> Exercise brief:
Work through the following lines and count those that hold the word "compuestos". Reply with that number only.

======

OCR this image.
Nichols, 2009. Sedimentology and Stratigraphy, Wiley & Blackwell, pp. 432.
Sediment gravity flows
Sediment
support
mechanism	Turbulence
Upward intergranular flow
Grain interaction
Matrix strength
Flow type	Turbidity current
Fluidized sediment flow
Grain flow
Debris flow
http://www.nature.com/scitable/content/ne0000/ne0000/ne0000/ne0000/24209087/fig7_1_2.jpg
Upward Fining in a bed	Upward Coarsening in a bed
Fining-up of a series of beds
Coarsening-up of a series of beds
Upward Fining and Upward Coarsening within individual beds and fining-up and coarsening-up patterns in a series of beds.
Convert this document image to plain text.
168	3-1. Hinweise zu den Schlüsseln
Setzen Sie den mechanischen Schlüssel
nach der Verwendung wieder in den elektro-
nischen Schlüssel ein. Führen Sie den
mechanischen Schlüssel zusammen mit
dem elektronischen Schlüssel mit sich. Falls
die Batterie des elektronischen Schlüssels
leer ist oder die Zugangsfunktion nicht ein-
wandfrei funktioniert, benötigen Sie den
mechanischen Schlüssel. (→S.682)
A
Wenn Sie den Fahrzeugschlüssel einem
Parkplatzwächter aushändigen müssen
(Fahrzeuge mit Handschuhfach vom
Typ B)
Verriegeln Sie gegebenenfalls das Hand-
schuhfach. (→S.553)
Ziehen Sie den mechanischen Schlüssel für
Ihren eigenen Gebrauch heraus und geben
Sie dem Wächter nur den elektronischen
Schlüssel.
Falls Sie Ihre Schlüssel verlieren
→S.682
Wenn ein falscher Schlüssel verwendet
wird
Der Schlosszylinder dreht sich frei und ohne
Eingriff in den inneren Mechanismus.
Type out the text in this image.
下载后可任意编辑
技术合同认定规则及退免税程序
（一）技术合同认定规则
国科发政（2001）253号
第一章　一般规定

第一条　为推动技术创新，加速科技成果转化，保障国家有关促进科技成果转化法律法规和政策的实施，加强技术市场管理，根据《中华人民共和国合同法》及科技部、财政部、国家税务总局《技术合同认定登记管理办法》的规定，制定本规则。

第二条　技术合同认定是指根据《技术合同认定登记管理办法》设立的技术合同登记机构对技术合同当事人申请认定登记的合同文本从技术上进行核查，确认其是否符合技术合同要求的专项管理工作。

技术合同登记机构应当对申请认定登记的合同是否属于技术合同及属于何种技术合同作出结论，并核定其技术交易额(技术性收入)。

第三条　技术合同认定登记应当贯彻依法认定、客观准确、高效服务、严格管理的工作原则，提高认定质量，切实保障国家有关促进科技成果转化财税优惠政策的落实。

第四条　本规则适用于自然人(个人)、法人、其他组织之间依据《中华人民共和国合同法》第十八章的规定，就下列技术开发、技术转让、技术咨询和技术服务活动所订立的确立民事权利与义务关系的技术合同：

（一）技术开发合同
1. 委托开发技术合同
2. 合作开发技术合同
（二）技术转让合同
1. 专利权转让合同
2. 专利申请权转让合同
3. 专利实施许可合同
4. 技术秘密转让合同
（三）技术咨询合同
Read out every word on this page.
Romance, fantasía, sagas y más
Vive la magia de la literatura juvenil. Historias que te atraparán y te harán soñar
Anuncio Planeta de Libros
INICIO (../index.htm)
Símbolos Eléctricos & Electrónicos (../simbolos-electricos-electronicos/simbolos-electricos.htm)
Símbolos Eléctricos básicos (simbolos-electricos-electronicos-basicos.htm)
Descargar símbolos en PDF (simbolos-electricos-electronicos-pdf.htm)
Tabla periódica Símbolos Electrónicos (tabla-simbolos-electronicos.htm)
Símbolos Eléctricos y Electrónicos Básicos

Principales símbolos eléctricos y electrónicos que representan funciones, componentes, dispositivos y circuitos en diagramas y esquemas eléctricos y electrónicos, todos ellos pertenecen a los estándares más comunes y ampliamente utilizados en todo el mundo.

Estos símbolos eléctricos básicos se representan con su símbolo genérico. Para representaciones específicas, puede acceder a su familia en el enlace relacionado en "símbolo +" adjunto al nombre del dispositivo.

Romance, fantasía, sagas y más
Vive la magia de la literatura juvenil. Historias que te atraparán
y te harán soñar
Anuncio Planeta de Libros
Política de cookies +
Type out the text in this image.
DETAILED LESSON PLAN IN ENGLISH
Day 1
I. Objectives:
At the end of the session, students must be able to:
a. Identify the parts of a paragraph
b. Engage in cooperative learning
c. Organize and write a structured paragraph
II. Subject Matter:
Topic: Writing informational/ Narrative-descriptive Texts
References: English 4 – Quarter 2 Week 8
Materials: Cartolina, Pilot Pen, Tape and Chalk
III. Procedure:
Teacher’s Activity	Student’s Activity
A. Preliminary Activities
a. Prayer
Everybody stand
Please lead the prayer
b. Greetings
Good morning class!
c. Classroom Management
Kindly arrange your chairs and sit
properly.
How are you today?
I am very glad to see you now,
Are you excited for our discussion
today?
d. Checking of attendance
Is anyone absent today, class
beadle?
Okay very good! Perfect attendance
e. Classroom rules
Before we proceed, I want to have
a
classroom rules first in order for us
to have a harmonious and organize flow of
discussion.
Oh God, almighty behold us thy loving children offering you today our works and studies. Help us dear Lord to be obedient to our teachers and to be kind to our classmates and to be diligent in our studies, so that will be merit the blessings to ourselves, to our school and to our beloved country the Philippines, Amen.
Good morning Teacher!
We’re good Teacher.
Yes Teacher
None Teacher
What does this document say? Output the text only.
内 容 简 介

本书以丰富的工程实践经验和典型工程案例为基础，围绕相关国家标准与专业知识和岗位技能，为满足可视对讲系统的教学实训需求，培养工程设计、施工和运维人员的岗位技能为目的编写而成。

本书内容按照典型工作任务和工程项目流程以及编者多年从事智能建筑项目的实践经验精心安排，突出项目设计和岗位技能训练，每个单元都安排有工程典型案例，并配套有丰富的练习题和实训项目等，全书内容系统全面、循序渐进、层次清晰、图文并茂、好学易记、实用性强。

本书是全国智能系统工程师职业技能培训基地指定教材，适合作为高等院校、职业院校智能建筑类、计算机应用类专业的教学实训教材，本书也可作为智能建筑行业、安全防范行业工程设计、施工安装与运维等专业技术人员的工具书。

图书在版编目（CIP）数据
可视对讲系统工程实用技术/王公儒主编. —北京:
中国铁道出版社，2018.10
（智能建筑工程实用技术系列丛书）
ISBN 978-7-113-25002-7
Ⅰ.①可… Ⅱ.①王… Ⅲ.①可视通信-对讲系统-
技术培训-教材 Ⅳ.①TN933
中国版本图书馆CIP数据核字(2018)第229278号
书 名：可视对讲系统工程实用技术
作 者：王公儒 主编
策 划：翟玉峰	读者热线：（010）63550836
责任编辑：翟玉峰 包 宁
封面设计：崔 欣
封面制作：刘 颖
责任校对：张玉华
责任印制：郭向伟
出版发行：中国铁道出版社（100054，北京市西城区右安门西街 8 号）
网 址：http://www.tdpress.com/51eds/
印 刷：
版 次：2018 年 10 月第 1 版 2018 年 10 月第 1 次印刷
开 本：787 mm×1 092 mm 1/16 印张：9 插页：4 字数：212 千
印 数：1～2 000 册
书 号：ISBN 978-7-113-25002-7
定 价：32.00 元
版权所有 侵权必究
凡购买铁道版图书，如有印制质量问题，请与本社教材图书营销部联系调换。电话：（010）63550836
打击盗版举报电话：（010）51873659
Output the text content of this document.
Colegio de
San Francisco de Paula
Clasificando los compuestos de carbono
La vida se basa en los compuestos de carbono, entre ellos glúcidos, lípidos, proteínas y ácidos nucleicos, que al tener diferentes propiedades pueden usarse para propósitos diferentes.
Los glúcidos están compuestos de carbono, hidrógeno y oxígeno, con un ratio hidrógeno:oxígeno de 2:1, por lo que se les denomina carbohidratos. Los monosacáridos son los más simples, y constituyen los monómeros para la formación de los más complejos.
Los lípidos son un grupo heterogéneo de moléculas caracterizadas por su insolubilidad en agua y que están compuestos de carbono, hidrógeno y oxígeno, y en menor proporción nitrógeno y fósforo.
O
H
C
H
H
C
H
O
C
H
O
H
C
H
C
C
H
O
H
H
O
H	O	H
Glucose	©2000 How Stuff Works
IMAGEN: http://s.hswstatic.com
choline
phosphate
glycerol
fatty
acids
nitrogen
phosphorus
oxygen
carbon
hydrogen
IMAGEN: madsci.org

======

> Finished task:
4